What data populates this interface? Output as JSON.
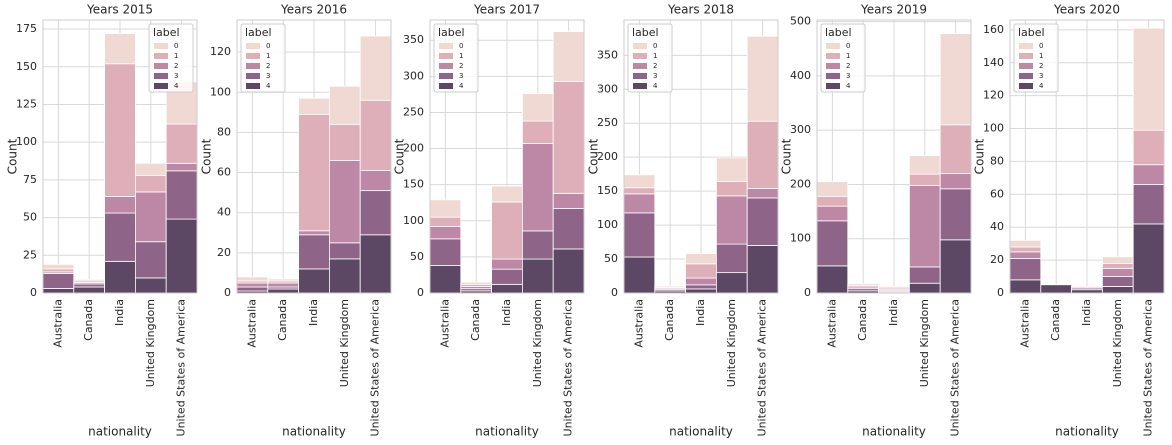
{
  "chart_data": [
    {
      "type": "bar",
      "stacked": true,
      "title": "Years 2015",
      "xlabel": "nationality",
      "ylabel": "Count",
      "categories": [
        "Australia",
        "Canada",
        "India",
        "United Kingdom",
        "United States of America"
      ],
      "series": [
        {
          "name": "0",
          "color": "#f0d8d3",
          "values": [
            3,
            1,
            20,
            8,
            28
          ]
        },
        {
          "name": "1",
          "color": "#dfafb9",
          "values": [
            2,
            1,
            88,
            11,
            26
          ]
        },
        {
          "name": "2",
          "color": "#bd88a6",
          "values": [
            1,
            1,
            11,
            33,
            5
          ]
        },
        {
          "name": "3",
          "color": "#8f6489",
          "values": [
            10,
            2,
            32,
            24,
            32
          ]
        },
        {
          "name": "4",
          "color": "#5c4864",
          "values": [
            3,
            4,
            21,
            10,
            49
          ]
        }
      ],
      "ylim": [
        0,
        181
      ],
      "yticks": [
        0,
        25,
        50,
        75,
        100,
        125,
        150,
        175
      ],
      "grid": true,
      "legend_title": "label",
      "legend_loc": "upper right"
    },
    {
      "type": "bar",
      "stacked": true,
      "title": "Years 2016",
      "xlabel": "nationality",
      "ylabel": "Count",
      "categories": [
        "Australia",
        "Canada",
        "India",
        "United Kingdom",
        "United States of America"
      ],
      "series": [
        {
          "name": "0",
          "color": "#f0d8d3",
          "values": [
            2,
            1,
            8,
            19,
            32
          ]
        },
        {
          "name": "1",
          "color": "#dfafb9",
          "values": [
            1,
            1,
            58,
            18,
            35
          ]
        },
        {
          "name": "2",
          "color": "#bd88a6",
          "values": [
            2,
            2,
            2,
            41,
            10
          ]
        },
        {
          "name": "3",
          "color": "#8f6489",
          "values": [
            2,
            1,
            17,
            8,
            22
          ]
        },
        {
          "name": "4",
          "color": "#5c4864",
          "values": [
            1,
            2,
            12,
            17,
            29
          ]
        }
      ],
      "ylim": [
        0,
        136
      ],
      "yticks": [
        0,
        20,
        40,
        60,
        80,
        100,
        120
      ],
      "grid": true,
      "legend_title": "label",
      "legend_loc": "upper left"
    },
    {
      "type": "bar",
      "stacked": true,
      "title": "Years 2017",
      "xlabel": "nationality",
      "ylabel": "Count",
      "categories": [
        "Australia",
        "Canada",
        "India",
        "United Kingdom",
        "United States of America"
      ],
      "series": [
        {
          "name": "0",
          "color": "#f0d8d3",
          "values": [
            24,
            3,
            22,
            38,
            69
          ]
        },
        {
          "name": "1",
          "color": "#dfafb9",
          "values": [
            13,
            3,
            79,
            31,
            155
          ]
        },
        {
          "name": "2",
          "color": "#bd88a6",
          "values": [
            17,
            3,
            14,
            121,
            21
          ]
        },
        {
          "name": "3",
          "color": "#8f6489",
          "values": [
            37,
            3,
            21,
            39,
            56
          ]
        },
        {
          "name": "4",
          "color": "#5c4864",
          "values": [
            38,
            3,
            12,
            47,
            61
          ]
        }
      ],
      "ylim": [
        0,
        378
      ],
      "yticks": [
        0,
        50,
        100,
        150,
        200,
        250,
        300,
        350
      ],
      "grid": true,
      "legend_title": "label",
      "legend_loc": "upper left"
    },
    {
      "type": "bar",
      "stacked": true,
      "title": "Years 2018",
      "xlabel": "nationality",
      "ylabel": "Count",
      "categories": [
        "Australia",
        "Canada",
        "India",
        "United Kingdom",
        "United States of America"
      ],
      "series": [
        {
          "name": "0",
          "color": "#f0d8d3",
          "values": [
            19,
            2,
            15,
            35,
            125
          ]
        },
        {
          "name": "1",
          "color": "#dfafb9",
          "values": [
            9,
            1,
            21,
            21,
            99
          ]
        },
        {
          "name": "2",
          "color": "#bd88a6",
          "values": [
            28,
            2,
            10,
            71,
            14
          ]
        },
        {
          "name": "3",
          "color": "#8f6489",
          "values": [
            65,
            2,
            6,
            42,
            70
          ]
        },
        {
          "name": "4",
          "color": "#5c4864",
          "values": [
            53,
            3,
            6,
            30,
            70
          ]
        }
      ],
      "ylim": [
        0,
        402
      ],
      "yticks": [
        0,
        50,
        100,
        150,
        200,
        250,
        300,
        350
      ],
      "grid": true,
      "legend_title": "label",
      "legend_loc": "upper left"
    },
    {
      "type": "bar",
      "stacked": true,
      "title": "Years 2019",
      "xlabel": "nationality",
      "ylabel": "Count",
      "categories": [
        "Australia",
        "Canada",
        "India",
        "United Kingdom",
        "United States of America"
      ],
      "series": [
        {
          "name": "0",
          "color": "#f0d8d3",
          "values": [
            27,
            3,
            3,
            34,
            168
          ]
        },
        {
          "name": "1",
          "color": "#dfafb9",
          "values": [
            18,
            3,
            3,
            21,
            90
          ]
        },
        {
          "name": "2",
          "color": "#bd88a6",
          "values": [
            27,
            3,
            2,
            150,
            28
          ]
        },
        {
          "name": "3",
          "color": "#8f6489",
          "values": [
            83,
            4,
            2,
            30,
            94
          ]
        },
        {
          "name": "4",
          "color": "#5c4864",
          "values": [
            50,
            4,
            2,
            18,
            98
          ]
        }
      ],
      "ylim": [
        0,
        503
      ],
      "yticks": [
        0,
        100,
        200,
        300,
        400,
        500
      ],
      "grid": true,
      "legend_title": "label",
      "legend_loc": "upper left"
    },
    {
      "type": "bar",
      "stacked": true,
      "title": "Years 2020",
      "xlabel": "nationality",
      "ylabel": "Count",
      "categories": [
        "Australia",
        "Canada",
        "India",
        "United Kingdom",
        "United States of America"
      ],
      "series": [
        {
          "name": "0",
          "color": "#f0d8d3",
          "values": [
            4,
            0,
            1,
            4,
            62
          ]
        },
        {
          "name": "1",
          "color": "#dfafb9",
          "values": [
            3,
            0,
            0,
            3,
            21
          ]
        },
        {
          "name": "2",
          "color": "#bd88a6",
          "values": [
            4,
            0,
            0,
            5,
            12
          ]
        },
        {
          "name": "3",
          "color": "#8f6489",
          "values": [
            13,
            0,
            1,
            6,
            24
          ]
        },
        {
          "name": "4",
          "color": "#5c4864",
          "values": [
            8,
            5,
            2,
            4,
            42
          ]
        }
      ],
      "ylim": [
        0,
        166
      ],
      "yticks": [
        0,
        20,
        40,
        60,
        80,
        100,
        120,
        140,
        160
      ],
      "grid": true,
      "legend_title": "label",
      "legend_loc": "upper left"
    }
  ]
}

• • •

#### Task details
The entries above should be reproduced exactly, without their pictures.

#### The response
What data populates this interface? Output as JSON.
{
  "chart_data": [
    {
      "type": "bar",
      "stacked": true,
      "title": "Years 2015",
      "xlabel": "nationality",
      "ylabel": "Count",
      "categories": [
        "Australia",
        "Canada",
        "India",
        "United Kingdom",
        "United States of America"
      ],
      "series": [
        {
          "name": "0",
          "color": "#f0d8d3",
          "values": [
            3,
            1,
            20,
            8,
            28
          ]
        },
        {
          "name": "1",
          "color": "#dfafb9",
          "values": [
            2,
            1,
            88,
            11,
            26
          ]
        },
        {
          "name": "2",
          "color": "#bd88a6",
          "values": [
            1,
            1,
            11,
            33,
            5
          ]
        },
        {
          "name": "3",
          "color": "#8f6489",
          "values": [
            10,
            2,
            32,
            24,
            32
          ]
        },
        {
          "name": "4",
          "color": "#5c4864",
          "values": [
            3,
            4,
            21,
            10,
            49
          ]
        }
      ],
      "ylim": [
        0,
        181
      ],
      "yticks": [
        0,
        25,
        50,
        75,
        100,
        125,
        150,
        175
      ],
      "grid": true,
      "legend_title": "label",
      "legend_loc": "upper right"
    },
    {
      "type": "bar",
      "stacked": true,
      "title": "Years 2016",
      "xlabel": "nationality",
      "ylabel": "Count",
      "categories": [
        "Australia",
        "Canada",
        "India",
        "United Kingdom",
        "United States of America"
      ],
      "series": [
        {
          "name": "0",
          "color": "#f0d8d3",
          "values": [
            2,
            1,
            8,
            19,
            32
          ]
        },
        {
          "name": "1",
          "color": "#dfafb9",
          "values": [
            1,
            1,
            58,
            18,
            35
          ]
        },
        {
          "name": "2",
          "color": "#bd88a6",
          "values": [
            2,
            2,
            2,
            41,
            10
          ]
        },
        {
          "name": "3",
          "color": "#8f6489",
          "values": [
            2,
            1,
            17,
            8,
            22
          ]
        },
        {
          "name": "4",
          "color": "#5c4864",
          "values": [
            1,
            2,
            12,
            17,
            29
          ]
        }
      ],
      "ylim": [
        0,
        136
      ],
      "yticks": [
        0,
        20,
        40,
        60,
        80,
        100,
        120
      ],
      "grid": true,
      "legend_title": "label",
      "legend_loc": "upper left"
    },
    {
      "type": "bar",
      "stacked": true,
      "title": "Years 2017",
      "xlabel": "nationality",
      "ylabel": "Count",
      "categories": [
        "Australia",
        "Canada",
        "India",
        "United Kingdom",
        "United States of America"
      ],
      "series": [
        {
          "name": "0",
          "color": "#f0d8d3",
          "values": [
            24,
            3,
            22,
            38,
            69
          ]
        },
        {
          "name": "1",
          "color": "#dfafb9",
          "values": [
            13,
            3,
            79,
            31,
            155
          ]
        },
        {
          "name": "2",
          "color": "#bd88a6",
          "values": [
            17,
            3,
            14,
            121,
            21
          ]
        },
        {
          "name": "3",
          "color": "#8f6489",
          "values": [
            37,
            3,
            21,
            39,
            56
          ]
        },
        {
          "name": "4",
          "color": "#5c4864",
          "values": [
            38,
            3,
            12,
            47,
            61
          ]
        }
      ],
      "ylim": [
        0,
        378
      ],
      "yticks": [
        0,
        50,
        100,
        150,
        200,
        250,
        300,
        350
      ],
      "grid": true,
      "legend_title": "label",
      "legend_loc": "upper left"
    },
    {
      "type": "bar",
      "stacked": true,
      "title": "Years 2018",
      "xlabel": "nationality",
      "ylabel": "Count",
      "categories": [
        "Australia",
        "Canada",
        "India",
        "United Kingdom",
        "United States of America"
      ],
      "series": [
        {
          "name": "0",
          "color": "#f0d8d3",
          "values": [
            19,
            2,
            15,
            35,
            125
          ]
        },
        {
          "name": "1",
          "color": "#dfafb9",
          "values": [
            9,
            1,
            21,
            21,
            99
          ]
        },
        {
          "name": "2",
          "color": "#bd88a6",
          "values": [
            28,
            2,
            10,
            71,
            14
          ]
        },
        {
          "name": "3",
          "color": "#8f6489",
          "values": [
            65,
            2,
            6,
            42,
            70
          ]
        },
        {
          "name": "4",
          "color": "#5c4864",
          "values": [
            53,
            3,
            6,
            30,
            70
          ]
        }
      ],
      "ylim": [
        0,
        402
      ],
      "yticks": [
        0,
        50,
        100,
        150,
        200,
        250,
        300,
        350
      ],
      "grid": true,
      "legend_title": "label",
      "legend_loc": "upper left"
    },
    {
      "type": "bar",
      "stacked": true,
      "title": "Years 2019",
      "xlabel": "nationality",
      "ylabel": "Count",
      "categories": [
        "Australia",
        "Canada",
        "India",
        "United Kingdom",
        "United States of America"
      ],
      "series": [
        {
          "name": "0",
          "color": "#f0d8d3",
          "values": [
            27,
            3,
            3,
            34,
            168
          ]
        },
        {
          "name": "1",
          "color": "#dfafb9",
          "values": [
            18,
            3,
            3,
            21,
            90
          ]
        },
        {
          "name": "2",
          "color": "#bd88a6",
          "values": [
            27,
            3,
            2,
            150,
            28
          ]
        },
        {
          "name": "3",
          "color": "#8f6489",
          "values": [
            83,
            4,
            2,
            30,
            94
          ]
        },
        {
          "name": "4",
          "color": "#5c4864",
          "values": [
            50,
            4,
            2,
            18,
            98
          ]
        }
      ],
      "ylim": [
        0,
        503
      ],
      "yticks": [
        0,
        100,
        200,
        300,
        400,
        500
      ],
      "grid": true,
      "legend_title": "label",
      "legend_loc": "upper left"
    },
    {
      "type": "bar",
      "stacked": true,
      "title": "Years 2020",
      "xlabel": "nationality",
      "ylabel": "Count",
      "categories": [
        "Australia",
        "Canada",
        "India",
        "United Kingdom",
        "United States of America"
      ],
      "series": [
        {
          "name": "0",
          "color": "#f0d8d3",
          "values": [
            4,
            0,
            1,
            4,
            62
          ]
        },
        {
          "name": "1",
          "color": "#dfafb9",
          "values": [
            3,
            0,
            0,
            3,
            21
          ]
        },
        {
          "name": "2",
          "color": "#bd88a6",
          "values": [
            4,
            0,
            0,
            5,
            12
          ]
        },
        {
          "name": "3",
          "color": "#8f6489",
          "values": [
            13,
            0,
            1,
            6,
            24
          ]
        },
        {
          "name": "4",
          "color": "#5c4864",
          "values": [
            8,
            5,
            2,
            4,
            42
          ]
        }
      ],
      "ylim": [
        0,
        166
      ],
      "yticks": [
        0,
        20,
        40,
        60,
        80,
        100,
        120,
        140,
        160
      ],
      "grid": true,
      "legend_title": "label",
      "legend_loc": "upper left"
    }
  ]
}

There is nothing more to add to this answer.